2 Power of an F-test
3 Calculating sample size
1. 3.1 An example of sample size calculation
2. 3.2 An alternative approach to sample size calculation
Contributors

1 Review of concepts related to hypothesis tests

1.1 Type I and Type II errors

In hypothesis testing, there are two types of errors

Type I error: reject null hypothesis when it is true
Type I error rate

P(reject $H_0$ | $H_0$ true)

When testing $H_0$ at a pre-specified level of significance $\alpha$, the Type I error rate is controlled to be no larger than $\alpha$.
Type II error: accept the null hypothesis when it is wrong.
Type II error rate

P(accept $H_0$ | $H_0$ wrong).

Power : probability of rejecting $H_0$ when it is wrong

Power = P(reject $H_0$ | $H_0$ wrong)

= 1 - Type II error rate.

1.2 What determines the power?

The power of a testing procedure depends on

Significance level $\alpha$ - the maximum allowable Type I error - the larger $\alpha$ is , the higher is the power.
Deviation from $H_0$ - the strength of signal - the larger the deviation is, the higher is the power.
Sample size: the larger the sample size is, the higher is the power.

INFORMATION PROVIDED>
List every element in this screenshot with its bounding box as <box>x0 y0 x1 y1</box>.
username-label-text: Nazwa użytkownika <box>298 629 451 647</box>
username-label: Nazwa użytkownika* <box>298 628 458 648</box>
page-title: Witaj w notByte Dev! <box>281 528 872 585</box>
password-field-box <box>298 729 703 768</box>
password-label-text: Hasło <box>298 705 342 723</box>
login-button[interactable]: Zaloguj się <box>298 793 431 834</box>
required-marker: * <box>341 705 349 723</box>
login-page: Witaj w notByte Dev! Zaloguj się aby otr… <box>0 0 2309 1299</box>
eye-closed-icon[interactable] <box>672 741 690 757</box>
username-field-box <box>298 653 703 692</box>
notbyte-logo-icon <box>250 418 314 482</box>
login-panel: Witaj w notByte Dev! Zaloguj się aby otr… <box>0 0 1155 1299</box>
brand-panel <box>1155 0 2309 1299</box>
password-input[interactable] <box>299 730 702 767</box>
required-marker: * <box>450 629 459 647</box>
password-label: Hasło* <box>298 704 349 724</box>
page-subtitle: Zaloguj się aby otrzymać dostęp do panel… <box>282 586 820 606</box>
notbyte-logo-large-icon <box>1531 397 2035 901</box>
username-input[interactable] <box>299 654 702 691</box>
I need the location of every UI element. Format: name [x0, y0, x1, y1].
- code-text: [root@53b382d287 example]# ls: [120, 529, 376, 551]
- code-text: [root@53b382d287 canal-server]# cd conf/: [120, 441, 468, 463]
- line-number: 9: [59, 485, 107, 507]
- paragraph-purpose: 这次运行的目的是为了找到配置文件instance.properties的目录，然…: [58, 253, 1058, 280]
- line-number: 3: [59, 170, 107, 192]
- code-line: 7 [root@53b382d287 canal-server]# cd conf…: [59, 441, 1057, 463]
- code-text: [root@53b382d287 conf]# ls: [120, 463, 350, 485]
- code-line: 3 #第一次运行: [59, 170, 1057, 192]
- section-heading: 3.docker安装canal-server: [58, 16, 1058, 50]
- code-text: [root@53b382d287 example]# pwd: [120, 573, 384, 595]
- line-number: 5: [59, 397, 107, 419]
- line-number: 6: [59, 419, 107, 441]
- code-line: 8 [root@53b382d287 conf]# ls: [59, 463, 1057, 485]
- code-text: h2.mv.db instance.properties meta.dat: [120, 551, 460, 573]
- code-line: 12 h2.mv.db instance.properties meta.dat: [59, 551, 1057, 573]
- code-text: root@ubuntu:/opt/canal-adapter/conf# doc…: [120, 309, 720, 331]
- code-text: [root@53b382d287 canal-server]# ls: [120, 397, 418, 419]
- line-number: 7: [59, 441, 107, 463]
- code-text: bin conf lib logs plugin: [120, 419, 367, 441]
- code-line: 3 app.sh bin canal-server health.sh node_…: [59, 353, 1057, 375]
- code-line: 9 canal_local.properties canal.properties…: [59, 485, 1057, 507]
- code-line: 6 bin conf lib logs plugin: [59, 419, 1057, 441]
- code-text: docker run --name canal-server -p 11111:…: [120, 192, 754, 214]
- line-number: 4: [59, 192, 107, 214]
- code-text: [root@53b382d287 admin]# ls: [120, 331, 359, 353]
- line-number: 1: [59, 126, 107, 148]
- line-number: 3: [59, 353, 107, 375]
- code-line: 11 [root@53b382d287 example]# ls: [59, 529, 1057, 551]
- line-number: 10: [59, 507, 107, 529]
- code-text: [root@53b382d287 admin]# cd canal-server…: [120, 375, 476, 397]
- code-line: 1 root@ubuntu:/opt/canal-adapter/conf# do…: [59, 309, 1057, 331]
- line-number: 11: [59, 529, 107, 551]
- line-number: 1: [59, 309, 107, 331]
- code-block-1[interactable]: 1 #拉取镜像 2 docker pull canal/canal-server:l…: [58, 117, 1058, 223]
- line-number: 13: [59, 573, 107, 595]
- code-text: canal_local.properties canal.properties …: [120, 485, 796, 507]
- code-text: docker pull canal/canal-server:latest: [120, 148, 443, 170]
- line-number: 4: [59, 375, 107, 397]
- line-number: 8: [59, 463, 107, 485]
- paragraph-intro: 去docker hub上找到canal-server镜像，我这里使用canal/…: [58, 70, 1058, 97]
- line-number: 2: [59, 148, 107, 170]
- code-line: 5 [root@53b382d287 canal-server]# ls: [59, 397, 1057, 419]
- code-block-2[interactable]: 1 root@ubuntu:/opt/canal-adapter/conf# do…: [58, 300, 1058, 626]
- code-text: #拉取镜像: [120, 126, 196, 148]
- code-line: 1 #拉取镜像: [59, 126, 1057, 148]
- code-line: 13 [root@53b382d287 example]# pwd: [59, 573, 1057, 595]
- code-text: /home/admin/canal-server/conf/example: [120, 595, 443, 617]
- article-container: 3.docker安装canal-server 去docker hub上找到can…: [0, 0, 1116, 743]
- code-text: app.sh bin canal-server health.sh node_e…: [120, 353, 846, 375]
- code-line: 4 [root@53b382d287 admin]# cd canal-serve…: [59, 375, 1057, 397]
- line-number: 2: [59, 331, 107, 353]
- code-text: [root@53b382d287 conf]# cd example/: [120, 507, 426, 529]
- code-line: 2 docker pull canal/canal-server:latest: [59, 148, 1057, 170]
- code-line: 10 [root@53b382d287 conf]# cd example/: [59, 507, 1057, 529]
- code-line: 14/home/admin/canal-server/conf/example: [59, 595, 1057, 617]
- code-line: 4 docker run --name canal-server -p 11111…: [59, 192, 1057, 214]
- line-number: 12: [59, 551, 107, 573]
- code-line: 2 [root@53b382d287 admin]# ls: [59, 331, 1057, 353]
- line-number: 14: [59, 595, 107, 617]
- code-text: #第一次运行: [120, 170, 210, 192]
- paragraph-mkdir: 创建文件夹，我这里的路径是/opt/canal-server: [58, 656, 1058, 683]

WHAT IS BEING ASKED>
Extend the notes above on the power of hypothesis tests by writing what comes after their last sentence.

RESPONSE TO THIS EXERCISE>
2 Power of an F-test

2.1 Power calculation for F-test

Test $H_0$ : $\mu_1$ = $\cdots$ = $\mu_r$ under a single factor ANOVA model: given the significance level $\alpha$ :

Decision rule

$$\left\{\begin{array}{ccc}{\rm reject} H_0 & if & F^{\ast}> F(1-\alpha;r-1,n_T-r)\\{\rm accept} H_0 & if & F^{\ast} \leq F(1-\alpha;r-1,n_T-r)\end{array}\right.$$

The Type I error rate is at most $\alpha$.
Power depends on the noncentrality parameter

$$ \phi=\frac{1}{\sigma}\sqrt{\frac{\sum_{i=1}^r n_i(\mu_i-\mu_{\cdot})^2}{r}}.$$

Note $\phi$ depends on sample size (determined by the $n_i$'s) and signal size (determined by the $(\mu_i - \mu.)^2$'s).

2.2 Distribution of F-ratio under the alternative hypothesis

The distribution of F* under an alternative hypothesis.

When the noncentrality parameter is $\phi$, then

$$ F^{\ast} \sim F_{r-1,n_T-r}(\phi), $$

i.e., a noncentral F-distribution with noncentrality parameter $\phi$.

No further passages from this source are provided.